» **Direction**: Quote the whole listing exactly. Leave the pictures out of your copy.

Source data
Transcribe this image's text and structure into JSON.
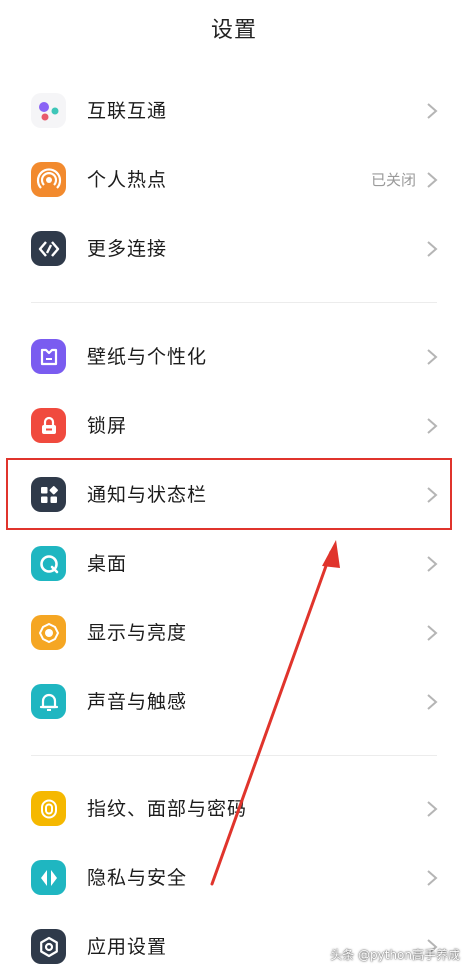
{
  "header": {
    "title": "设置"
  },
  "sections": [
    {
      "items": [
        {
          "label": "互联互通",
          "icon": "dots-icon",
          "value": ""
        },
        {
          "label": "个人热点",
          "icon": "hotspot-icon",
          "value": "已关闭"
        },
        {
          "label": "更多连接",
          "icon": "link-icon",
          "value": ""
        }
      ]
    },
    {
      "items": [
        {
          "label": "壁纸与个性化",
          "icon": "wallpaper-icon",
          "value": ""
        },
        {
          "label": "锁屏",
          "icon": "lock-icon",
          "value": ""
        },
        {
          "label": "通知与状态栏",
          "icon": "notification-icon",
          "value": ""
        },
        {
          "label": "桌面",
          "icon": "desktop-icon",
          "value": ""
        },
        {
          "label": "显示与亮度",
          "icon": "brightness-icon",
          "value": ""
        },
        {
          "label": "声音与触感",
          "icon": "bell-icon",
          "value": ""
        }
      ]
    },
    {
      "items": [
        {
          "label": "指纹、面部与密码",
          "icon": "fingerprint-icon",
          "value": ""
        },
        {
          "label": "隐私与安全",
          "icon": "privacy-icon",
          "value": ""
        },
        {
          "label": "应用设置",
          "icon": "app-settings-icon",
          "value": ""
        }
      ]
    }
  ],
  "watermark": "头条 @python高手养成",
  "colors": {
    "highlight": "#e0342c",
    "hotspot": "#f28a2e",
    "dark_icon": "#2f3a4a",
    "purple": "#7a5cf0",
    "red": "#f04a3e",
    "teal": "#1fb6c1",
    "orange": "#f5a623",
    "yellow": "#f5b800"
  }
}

» **Correct response**:
Transcribe this image's text and structure into JSON.
{
  "header": {
    "title": "设置"
  },
  "sections": [
    {
      "items": [
        {
          "label": "互联互通",
          "icon": "dots-icon",
          "value": ""
        },
        {
          "label": "个人热点",
          "icon": "hotspot-icon",
          "value": "已关闭"
        },
        {
          "label": "更多连接",
          "icon": "link-icon",
          "value": ""
        }
      ]
    },
    {
      "items": [
        {
          "label": "壁纸与个性化",
          "icon": "wallpaper-icon",
          "value": ""
        },
        {
          "label": "锁屏",
          "icon": "lock-icon",
          "value": ""
        },
        {
          "label": "通知与状态栏",
          "icon": "notification-icon",
          "value": ""
        },
        {
          "label": "桌面",
          "icon": "desktop-icon",
          "value": ""
        },
        {
          "label": "显示与亮度",
          "icon": "brightness-icon",
          "value": ""
        },
        {
          "label": "声音与触感",
          "icon": "bell-icon",
          "value": ""
        }
      ]
    },
    {
      "items": [
        {
          "label": "指纹、面部与密码",
          "icon": "fingerprint-icon",
          "value": ""
        },
        {
          "label": "隐私与安全",
          "icon": "privacy-icon",
          "value": ""
        },
        {
          "label": "应用设置",
          "icon": "app-settings-icon",
          "value": ""
        }
      ]
    }
  ],
  "watermark": "头条 @python高手养成",
  "colors": {
    "highlight": "#e0342c",
    "hotspot": "#f28a2e",
    "dark_icon": "#2f3a4a",
    "purple": "#7a5cf0",
    "red": "#f04a3e",
    "teal": "#1fb6c1",
    "orange": "#f5a623",
    "yellow": "#f5b800"
  }
}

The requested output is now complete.